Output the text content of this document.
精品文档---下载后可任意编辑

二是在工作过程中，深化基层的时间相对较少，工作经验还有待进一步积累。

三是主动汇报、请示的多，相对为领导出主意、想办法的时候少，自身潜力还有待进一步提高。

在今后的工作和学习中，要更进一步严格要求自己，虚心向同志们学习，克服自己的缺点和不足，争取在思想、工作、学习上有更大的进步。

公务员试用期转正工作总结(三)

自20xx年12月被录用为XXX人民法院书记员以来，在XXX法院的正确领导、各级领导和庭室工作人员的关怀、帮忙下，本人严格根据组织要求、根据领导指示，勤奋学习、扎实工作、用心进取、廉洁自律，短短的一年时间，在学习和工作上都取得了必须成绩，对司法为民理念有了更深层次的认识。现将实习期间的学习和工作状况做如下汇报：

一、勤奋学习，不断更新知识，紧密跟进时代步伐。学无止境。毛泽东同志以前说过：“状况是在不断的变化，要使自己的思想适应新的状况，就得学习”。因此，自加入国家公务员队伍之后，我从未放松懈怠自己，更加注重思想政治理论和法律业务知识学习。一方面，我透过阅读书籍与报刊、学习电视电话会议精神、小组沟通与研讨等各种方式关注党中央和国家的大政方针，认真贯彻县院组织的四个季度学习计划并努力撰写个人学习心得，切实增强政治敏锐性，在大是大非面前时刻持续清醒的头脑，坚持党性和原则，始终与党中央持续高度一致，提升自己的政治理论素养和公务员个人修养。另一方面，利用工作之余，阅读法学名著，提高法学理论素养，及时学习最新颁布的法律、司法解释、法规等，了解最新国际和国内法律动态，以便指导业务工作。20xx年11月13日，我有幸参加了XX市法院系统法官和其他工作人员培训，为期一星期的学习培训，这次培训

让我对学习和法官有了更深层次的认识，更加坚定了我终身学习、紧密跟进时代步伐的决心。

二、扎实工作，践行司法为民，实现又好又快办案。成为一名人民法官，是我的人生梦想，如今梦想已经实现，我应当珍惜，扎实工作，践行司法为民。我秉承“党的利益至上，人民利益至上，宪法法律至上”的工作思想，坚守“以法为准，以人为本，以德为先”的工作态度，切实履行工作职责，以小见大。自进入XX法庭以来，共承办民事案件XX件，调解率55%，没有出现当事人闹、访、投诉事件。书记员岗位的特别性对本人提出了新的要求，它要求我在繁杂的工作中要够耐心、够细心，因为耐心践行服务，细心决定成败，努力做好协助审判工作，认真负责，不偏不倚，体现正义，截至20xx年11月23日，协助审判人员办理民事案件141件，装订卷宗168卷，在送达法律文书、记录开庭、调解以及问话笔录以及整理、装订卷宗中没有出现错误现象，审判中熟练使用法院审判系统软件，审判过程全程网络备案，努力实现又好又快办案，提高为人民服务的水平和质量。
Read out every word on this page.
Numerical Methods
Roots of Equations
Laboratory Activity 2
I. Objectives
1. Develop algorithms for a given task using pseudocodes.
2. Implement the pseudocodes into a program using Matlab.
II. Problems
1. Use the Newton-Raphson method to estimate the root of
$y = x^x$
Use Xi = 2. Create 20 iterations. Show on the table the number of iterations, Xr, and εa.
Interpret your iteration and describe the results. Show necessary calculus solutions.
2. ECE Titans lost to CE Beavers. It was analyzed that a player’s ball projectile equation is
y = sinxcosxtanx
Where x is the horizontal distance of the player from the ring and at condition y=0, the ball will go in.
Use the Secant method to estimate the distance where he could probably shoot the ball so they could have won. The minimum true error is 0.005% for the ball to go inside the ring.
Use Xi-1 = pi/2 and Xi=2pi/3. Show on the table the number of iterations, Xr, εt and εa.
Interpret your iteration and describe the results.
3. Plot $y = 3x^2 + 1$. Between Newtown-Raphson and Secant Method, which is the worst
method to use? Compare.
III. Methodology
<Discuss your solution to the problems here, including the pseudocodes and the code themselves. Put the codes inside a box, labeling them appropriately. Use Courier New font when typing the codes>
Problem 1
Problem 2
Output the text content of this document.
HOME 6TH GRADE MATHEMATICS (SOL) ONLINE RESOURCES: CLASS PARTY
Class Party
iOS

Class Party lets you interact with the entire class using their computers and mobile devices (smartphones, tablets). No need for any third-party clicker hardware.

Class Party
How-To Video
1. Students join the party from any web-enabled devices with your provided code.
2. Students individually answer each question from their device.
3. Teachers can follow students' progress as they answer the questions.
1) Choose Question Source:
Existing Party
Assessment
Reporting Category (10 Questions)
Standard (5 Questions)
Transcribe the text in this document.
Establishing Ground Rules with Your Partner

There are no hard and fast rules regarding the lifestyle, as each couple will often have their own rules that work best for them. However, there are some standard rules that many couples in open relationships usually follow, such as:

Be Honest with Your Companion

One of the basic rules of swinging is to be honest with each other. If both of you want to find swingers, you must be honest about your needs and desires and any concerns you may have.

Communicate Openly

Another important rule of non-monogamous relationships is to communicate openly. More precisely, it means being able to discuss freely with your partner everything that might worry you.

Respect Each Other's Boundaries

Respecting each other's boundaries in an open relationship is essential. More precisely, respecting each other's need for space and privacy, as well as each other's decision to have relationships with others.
◇ ◇ ◇ ◇
# WHAT TO PRODUCE:
Collect every line with the string "that" from the records, and copy each.

# FINAL RESULT:
2. ECE Titans lost to CE Beavers. It was analyzed that a player’s ball projectile equation is
There are no hard and fast rules regarding the lifestyle, as each couple will often have their own rules that work best for them. However, there are some standard rules that many couples in open relationships usually follow, such as:
Another important rule of non-monogamous relationships is to communicate openly. More precisely, it means being able to discuss freely with your partner everything that might worry you.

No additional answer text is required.